* _Exercise instructions_
Return the entries verbatim and drop every picture.

Data listing
##########

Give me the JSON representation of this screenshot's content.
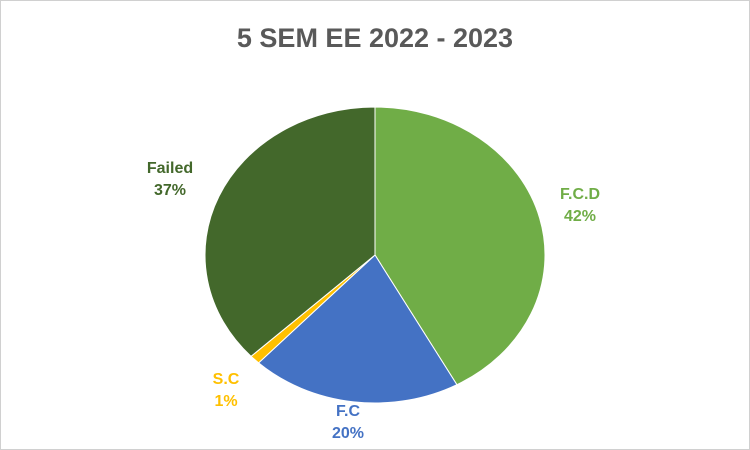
{
  "chart_data": {
    "type": "pie",
    "title": "5 SEM EE 2022 - 2023",
    "categories": [
      "F.C.D",
      "F.C",
      "S.C",
      "Failed"
    ],
    "values": [
      42,
      20,
      1,
      37
    ],
    "value_labels": [
      "42%",
      "20%",
      "1%",
      "37%"
    ],
    "colors": [
      "#70ad47",
      "#4472c4",
      "#ffc000",
      "#43682b"
    ],
    "label_colors": [
      "#70ad47",
      "#4472c4",
      "#ffc000",
      "#43682b"
    ]
  }
}
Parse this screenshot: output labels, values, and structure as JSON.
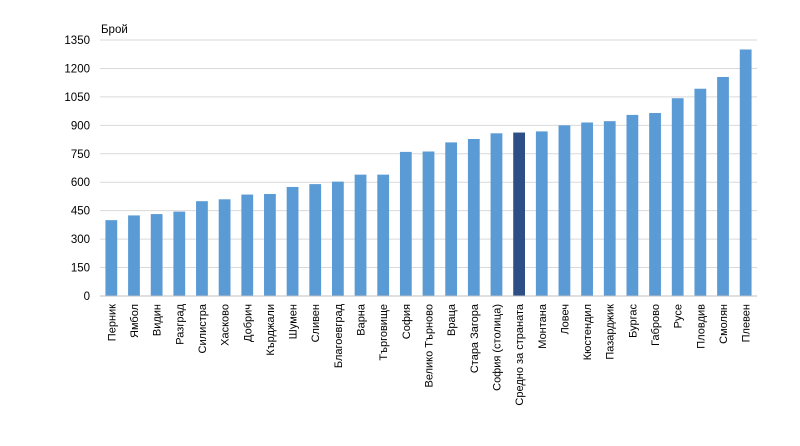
{
  "chart_data": {
    "type": "bar",
    "title": "",
    "xlabel": "",
    "ylabel": "Брой",
    "ylim": [
      0,
      1350
    ],
    "yticks": [
      0,
      150,
      300,
      450,
      600,
      750,
      900,
      1050,
      1200,
      1350
    ],
    "grid": "horizontal",
    "legend": "none",
    "colors": {
      "bar": "#5B9BD5",
      "highlight": "#2E4F86",
      "grid": "#D9D9D9",
      "axis": "#BFBFBF"
    },
    "highlight_category": "Средно за страната",
    "categories": [
      "Перник",
      "Ямбол",
      "Видин",
      "Разград",
      "Силистра",
      "Хасково",
      "Добрич",
      "Кърджали",
      "Шумен",
      "Сливен",
      "Благоевград",
      "Варна",
      "Търговище",
      "София",
      "Велико Търново",
      "Враца",
      "Стара Загора",
      "София (столица)",
      "Средно за страната",
      "Монтана",
      "Ловеч",
      "Кюстендил",
      "Пазарджик",
      "Бургас",
      "Габрово",
      "Русе",
      "Пловдив",
      "Смолян",
      "Плевен"
    ],
    "values": [
      400,
      425,
      432,
      445,
      500,
      510,
      535,
      538,
      575,
      590,
      603,
      640,
      640,
      760,
      762,
      810,
      828,
      858,
      862,
      868,
      900,
      915,
      922,
      955,
      965,
      1043,
      1093,
      1155,
      1300
    ]
  }
}
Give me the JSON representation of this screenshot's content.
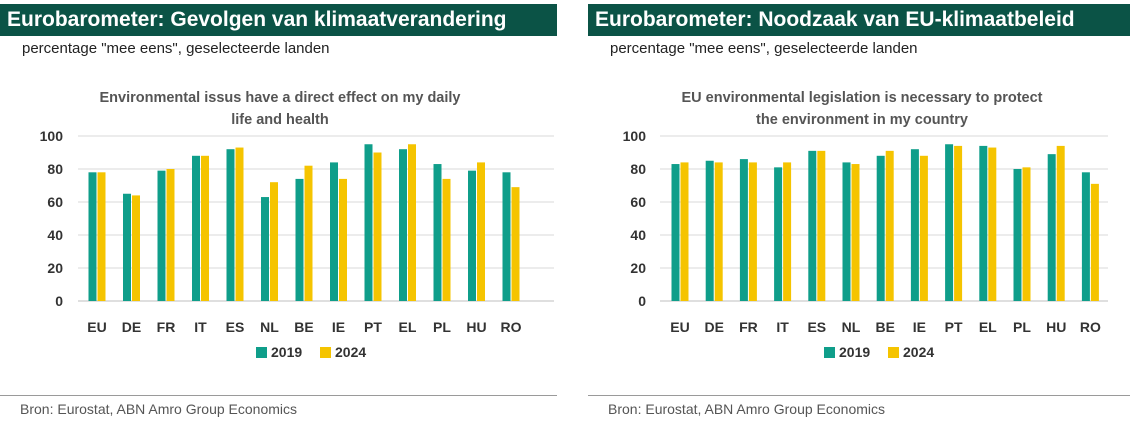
{
  "colors": {
    "header_bg": "#0b5346",
    "series_2019": "#0f9e8a",
    "series_2024": "#f5c400",
    "grid": "#d9d9d9"
  },
  "panels": [
    {
      "title": "Eurobarometer: Gevolgen van klimaatverandering",
      "subtitle": "percentage \"mee eens\", geselecteerde landen",
      "source": "Bron: Eurostat, ABN Amro Group Economics"
    },
    {
      "title": "Eurobarometer: Noodzaak van EU-klimaatbeleid",
      "subtitle": "percentage \"mee eens\", geselecteerde landen",
      "source": "Bron:  Eurostat, ABN Amro Group Economics"
    }
  ],
  "chart_data": [
    {
      "type": "bar",
      "title_lines": [
        "Environmental issus have a direct effect on my daily",
        "life and health"
      ],
      "categories": [
        "EU",
        "DE",
        "FR",
        "IT",
        "ES",
        "NL",
        "BE",
        "IE",
        "PT",
        "EL",
        "PL",
        "HU",
        "RO"
      ],
      "series": [
        {
          "name": "2019",
          "values": [
            78,
            65,
            79,
            88,
            92,
            63,
            74,
            84,
            95,
            92,
            83,
            79,
            78
          ]
        },
        {
          "name": "2024",
          "values": [
            78,
            64,
            80,
            88,
            93,
            72,
            82,
            74,
            90,
            95,
            74,
            84,
            69
          ]
        }
      ],
      "ylim": [
        0,
        100
      ],
      "yticks": [
        "0",
        "20",
        "40",
        "60",
        "80",
        "100"
      ],
      "xlabel": "",
      "ylabel": "",
      "grid": true,
      "legend": "bottom-center"
    },
    {
      "type": "bar",
      "title_lines": [
        "EU environmental legislation is necessary to protect",
        "the environment in my country"
      ],
      "categories": [
        "EU",
        "DE",
        "FR",
        "IT",
        "ES",
        "NL",
        "BE",
        "IE",
        "PT",
        "EL",
        "PL",
        "HU",
        "RO"
      ],
      "series": [
        {
          "name": "2019",
          "values": [
            83,
            85,
            86,
            81,
            91,
            84,
            88,
            92,
            95,
            94,
            80,
            89,
            78
          ]
        },
        {
          "name": "2024",
          "values": [
            84,
            84,
            84,
            84,
            91,
            83,
            91,
            88,
            94,
            93,
            81,
            94,
            71
          ]
        }
      ],
      "ylim": [
        0,
        100
      ],
      "yticks": [
        "0",
        "20",
        "40",
        "60",
        "80",
        "100"
      ],
      "xlabel": "",
      "ylabel": "",
      "grid": true,
      "legend": "bottom-center"
    }
  ]
}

##########

* _Correct result_
Give me the JSON representation of this screenshot's content.
{
  "chart_data": {
    "type": "pie",
    "title": "5 SEM EE 2022 - 2023",
    "categories": [
      "F.C.D",
      "F.C",
      "S.C",
      "Failed"
    ],
    "values": [
      42,
      20,
      1,
      37
    ],
    "value_labels": [
      "42%",
      "20%",
      "1%",
      "37%"
    ],
    "colors": [
      "#70ad47",
      "#4472c4",
      "#ffc000",
      "#43682b"
    ],
    "label_colors": [
      "#70ad47",
      "#4472c4",
      "#ffc000",
      "#43682b"
    ]
  }
}
Parse this screenshot: output labels, values, and structure as JSON.
{
  "chart_data": {
    "type": "bar",
    "title": "",
    "xlabel": "",
    "ylabel": "Брой",
    "ylim": [
      0,
      1350
    ],
    "yticks": [
      0,
      150,
      300,
      450,
      600,
      750,
      900,
      1050,
      1200,
      1350
    ],
    "grid": "horizontal",
    "legend": "none",
    "colors": {
      "bar": "#5B9BD5",
      "highlight": "#2E4F86",
      "grid": "#D9D9D9",
      "axis": "#BFBFBF"
    },
    "highlight_category": "Средно за страната",
    "categories": [
      "Перник",
      "Ямбол",
      "Видин",
      "Разград",
      "Силистра",
      "Хасково",
      "Добрич",
      "Кърджали",
      "Шумен",
      "Сливен",
      "Благоевград",
      "Варна",
      "Търговище",
      "София",
      "Велико Търново",
      "Враца",
      "Стара Загора",
      "София (столица)",
      "Средно за страната",
      "Монтана",
      "Ловеч",
      "Кюстендил",
      "Пазарджик",
      "Бургас",
      "Габрово",
      "Русе",
      "Пловдив",
      "Смолян",
      "Плевен"
    ],
    "values": [
      400,
      425,
      432,
      445,
      500,
      510,
      535,
      538,
      575,
      590,
      603,
      640,
      640,
      760,
      762,
      810,
      828,
      858,
      862,
      868,
      900,
      915,
      922,
      955,
      965,
      1043,
      1093,
      1155,
      1300
    ]
  }
}
Give me the JSON representation of this screenshot's content.
{
  "colors": {
    "header_bg": "#0b5346",
    "series_2019": "#0f9e8a",
    "series_2024": "#f5c400",
    "grid": "#d9d9d9"
  },
  "panels": [
    {
      "title": "Eurobarometer: Gevolgen van klimaatverandering",
      "subtitle": "percentage \"mee eens\", geselecteerde landen",
      "source": "Bron: Eurostat, ABN Amro Group Economics"
    },
    {
      "title": "Eurobarometer: Noodzaak van EU-klimaatbeleid",
      "subtitle": "percentage \"mee eens\", geselecteerde landen",
      "source": "Bron:  Eurostat, ABN Amro Group Economics"
    }
  ],
  "chart_data": [
    {
      "type": "bar",
      "title_lines": [
        "Environmental issus have a direct effect on my daily",
        "life and health"
      ],
      "categories": [
        "EU",
        "DE",
        "FR",
        "IT",
        "ES",
        "NL",
        "BE",
        "IE",
        "PT",
        "EL",
        "PL",
        "HU",
        "RO"
      ],
      "series": [
        {
          "name": "2019",
          "values": [
            78,
            65,
            79,
            88,
            92,
            63,
            74,
            84,
            95,
            92,
            83,
            79,
            78
          ]
        },
        {
          "name": "2024",
          "values": [
            78,
            64,
            80,
            88,
            93,
            72,
            82,
            74,
            90,
            95,
            74,
            84,
            69
          ]
        }
      ],
      "ylim": [
        0,
        100
      ],
      "yticks": [
        "0",
        "20",
        "40",
        "60",
        "80",
        "100"
      ],
      "xlabel": "",
      "ylabel": "",
      "grid": true,
      "legend": "bottom-center"
    },
    {
      "type": "bar",
      "title_lines": [
        "EU environmental legislation is necessary to protect",
        "the environment in my country"
      ],
      "categories": [
        "EU",
        "DE",
        "FR",
        "IT",
        "ES",
        "NL",
        "BE",
        "IE",
        "PT",
        "EL",
        "PL",
        "HU",
        "RO"
      ],
      "series": [
        {
          "name": "2019",
          "values": [
            83,
            85,
            86,
            81,
            91,
            84,
            88,
            92,
            95,
            94,
            80,
            89,
            78
          ]
        },
        {
          "name": "2024",
          "values": [
            84,
            84,
            84,
            84,
            91,
            83,
            91,
            88,
            94,
            93,
            81,
            94,
            71
          ]
        }
      ],
      "ylim": [
        0,
        100
      ],
      "yticks": [
        "0",
        "20",
        "40",
        "60",
        "80",
        "100"
      ],
      "xlabel": "",
      "ylabel": "",
      "grid": true,
      "legend": "bottom-center"
    }
  ]
}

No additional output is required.